WORK TO DO:
Skip the pictures and extract all of the lines exactly as written.

---------- DATA ----------

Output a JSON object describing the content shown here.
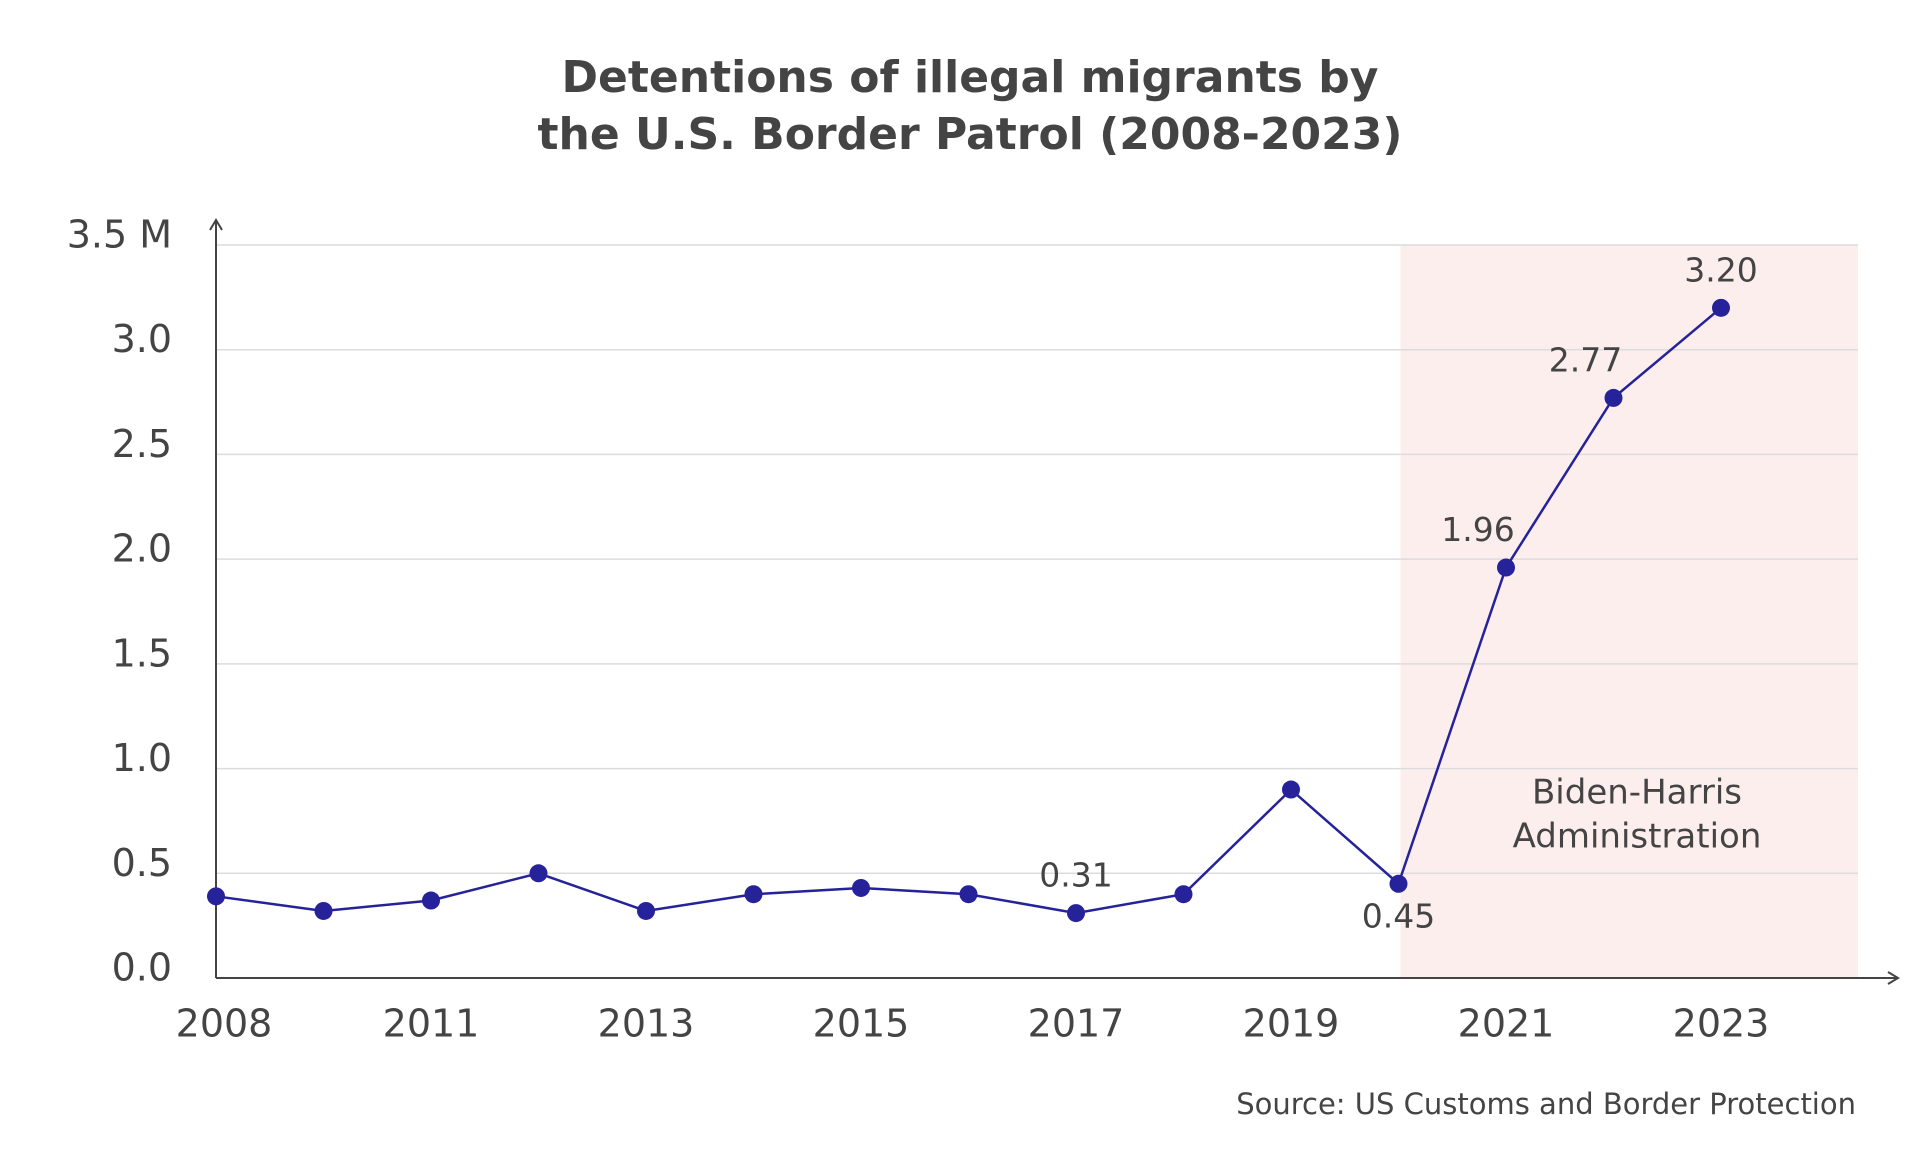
{
  "chart_data": {
    "type": "line",
    "title": [
      "Detentions of illegal migrants by",
      "the U.S. Border Patrol (2008-2023)"
    ],
    "categories": [
      "2008",
      null,
      "2011",
      null,
      "2013",
      null,
      "2015",
      null,
      "2017",
      null,
      "2019",
      null,
      "2021",
      null,
      "2023"
    ],
    "series": [
      {
        "name": "Detentions",
        "color": "#25229a",
        "values": [
          0.39,
          0.32,
          0.37,
          0.5,
          0.32,
          0.4,
          0.43,
          0.4,
          0.31,
          0.4,
          0.9,
          0.45,
          1.96,
          2.77,
          3.2
        ],
        "value_labels": [
          null,
          null,
          null,
          null,
          null,
          null,
          null,
          null,
          "0.31",
          null,
          null,
          "0.45",
          "1.96",
          "2.77",
          "3.20"
        ]
      }
    ],
    "ylim": [
      0,
      3.5
    ],
    "yticks": [
      {
        "value": 0,
        "label": "0.0"
      },
      0.5,
      {
        "value": 1,
        "label": "1.0"
      },
      1.5,
      {
        "value": 2,
        "label": "2.0"
      },
      2.5,
      {
        "value": 3,
        "label": "3.0"
      },
      {
        "value": 3.5,
        "label": "3.5 M"
      }
    ],
    "grid": true,
    "annotation": [
      "Biden-Harris",
      "Administration"
    ],
    "highlight_color": "#fdeeee",
    "source": "Source: US Customs and Border Protection"
  }
}
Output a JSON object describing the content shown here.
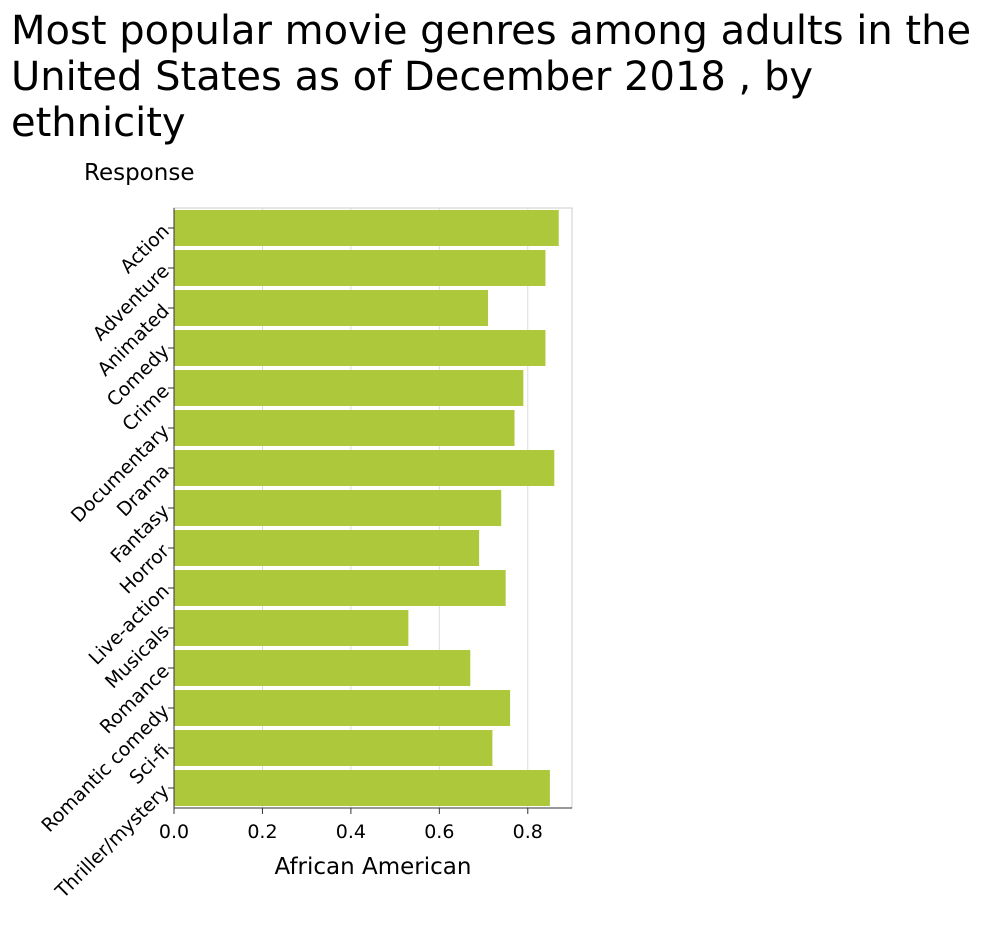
{
  "chart_data": {
    "type": "bar",
    "orientation": "horizontal",
    "title": "Most popular movie genres among adults in the United States as of December 2018 , by ethnicity",
    "ylabel": "Response",
    "xlabel": "African American",
    "categories": [
      "Action",
      "Adventure",
      "Animated",
      "Comedy",
      "Crime",
      "Documentary",
      "Drama",
      "Fantasy",
      "Horror",
      "Live-action",
      "Musicals",
      "Romance",
      "Romantic comedy",
      "Sci-fi",
      "Thriller/mystery"
    ],
    "values": [
      0.87,
      0.84,
      0.71,
      0.84,
      0.79,
      0.77,
      0.86,
      0.74,
      0.69,
      0.75,
      0.53,
      0.67,
      0.76,
      0.72,
      0.85
    ],
    "xlim": [
      0,
      0.9
    ],
    "xticks": [
      "0.0",
      "0.2",
      "0.4",
      "0.6",
      "0.8"
    ],
    "xtick_values": [
      0,
      0.2,
      0.4,
      0.6,
      0.8
    ],
    "grid": "vertical",
    "bar_color": "#adc83b"
  }
}
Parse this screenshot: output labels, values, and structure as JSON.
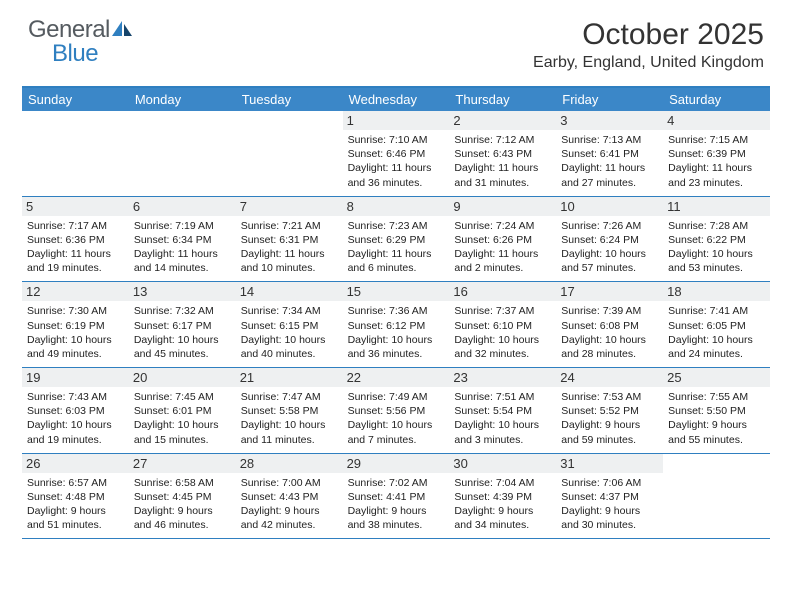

----------

THE COMPLETED TASK:
Output a JSON object describing the content shown here.
{
  "chart_data": {
    "type": "line",
    "title": [
      "Detentions of illegal migrants by",
      "the U.S. Border Patrol (2008-2023)"
    ],
    "categories": [
      "2008",
      null,
      "2011",
      null,
      "2013",
      null,
      "2015",
      null,
      "2017",
      null,
      "2019",
      null,
      "2021",
      null,
      "2023"
    ],
    "series": [
      {
        "name": "Detentions",
        "color": "#25229a",
        "values": [
          0.39,
          0.32,
          0.37,
          0.5,
          0.32,
          0.4,
          0.43,
          0.4,
          0.31,
          0.4,
          0.9,
          0.45,
          1.96,
          2.77,
          3.2
        ],
        "value_labels": [
          null,
          null,
          null,
          null,
          null,
          null,
          null,
          null,
          "0.31",
          null,
          null,
          "0.45",
          "1.96",
          "2.77",
          "3.20"
        ]
      }
    ],
    "ylim": [
      0,
      3.5
    ],
    "yticks": [
      {
        "value": 0,
        "label": "0.0"
      },
      0.5,
      {
        "value": 1,
        "label": "1.0"
      },
      1.5,
      {
        "value": 2,
        "label": "2.0"
      },
      2.5,
      {
        "value": 3,
        "label": "3.0"
      },
      {
        "value": 3.5,
        "label": "3.5 M"
      }
    ],
    "grid": true,
    "annotation": [
      "Biden-Harris",
      "Administration"
    ],
    "highlight_color": "#fdeeee",
    "source": "Source: US Customs and Border Protection"
  }
}
Output a JSON object describing the content shown here.
{
  "chart_data": {
    "type": "bar",
    "orientation": "horizontal",
    "title": "Most popular movie genres among adults in the United States as of December 2018 , by ethnicity",
    "ylabel": "Response",
    "xlabel": "African American",
    "categories": [
      "Action",
      "Adventure",
      "Animated",
      "Comedy",
      "Crime",
      "Documentary",
      "Drama",
      "Fantasy",
      "Horror",
      "Live-action",
      "Musicals",
      "Romance",
      "Romantic comedy",
      "Sci-fi",
      "Thriller/mystery"
    ],
    "values": [
      0.87,
      0.84,
      0.71,
      0.84,
      0.79,
      0.77,
      0.86,
      0.74,
      0.69,
      0.75,
      0.53,
      0.67,
      0.76,
      0.72,
      0.85
    ],
    "xlim": [
      0,
      0.9
    ],
    "xticks": [
      "0.0",
      "0.2",
      "0.4",
      "0.6",
      "0.8"
    ],
    "xtick_values": [
      0,
      0.2,
      0.4,
      0.6,
      0.8
    ],
    "grid": "vertical",
    "bar_color": "#adc83b"
  }
}
Parse this screenshot: output labels, values, and structure as JSON.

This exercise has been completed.